_GIVEN TASK_
Identify each line containing the word "style" and copy it.

Figure dataset records:
Begin

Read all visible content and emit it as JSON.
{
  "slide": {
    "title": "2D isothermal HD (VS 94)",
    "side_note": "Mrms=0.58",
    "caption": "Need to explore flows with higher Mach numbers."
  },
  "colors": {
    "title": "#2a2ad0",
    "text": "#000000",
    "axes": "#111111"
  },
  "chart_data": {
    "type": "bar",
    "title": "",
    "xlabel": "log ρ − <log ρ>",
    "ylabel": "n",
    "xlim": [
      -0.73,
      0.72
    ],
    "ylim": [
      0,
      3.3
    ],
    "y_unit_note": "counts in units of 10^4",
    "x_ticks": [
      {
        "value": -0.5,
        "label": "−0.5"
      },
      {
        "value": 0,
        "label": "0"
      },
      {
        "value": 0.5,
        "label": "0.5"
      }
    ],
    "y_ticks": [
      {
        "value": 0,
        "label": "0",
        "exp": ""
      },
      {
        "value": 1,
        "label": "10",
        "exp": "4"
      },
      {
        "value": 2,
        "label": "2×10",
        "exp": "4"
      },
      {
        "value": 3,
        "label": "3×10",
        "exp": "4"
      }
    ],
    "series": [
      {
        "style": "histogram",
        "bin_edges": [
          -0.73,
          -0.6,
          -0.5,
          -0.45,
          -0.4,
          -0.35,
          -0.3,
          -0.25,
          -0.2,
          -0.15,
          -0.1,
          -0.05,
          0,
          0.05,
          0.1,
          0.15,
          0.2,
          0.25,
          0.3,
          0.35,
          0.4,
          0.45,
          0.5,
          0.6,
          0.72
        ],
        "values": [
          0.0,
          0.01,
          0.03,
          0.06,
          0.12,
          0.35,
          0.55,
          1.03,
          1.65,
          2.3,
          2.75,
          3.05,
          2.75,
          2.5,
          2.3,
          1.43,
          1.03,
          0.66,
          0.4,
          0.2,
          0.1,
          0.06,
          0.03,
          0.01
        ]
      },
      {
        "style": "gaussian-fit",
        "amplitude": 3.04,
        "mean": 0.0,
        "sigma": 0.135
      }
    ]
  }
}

End

_SOLUTION TO THE EXERCISE_
        "style": "histogram",
        "style": "gaussian-fit",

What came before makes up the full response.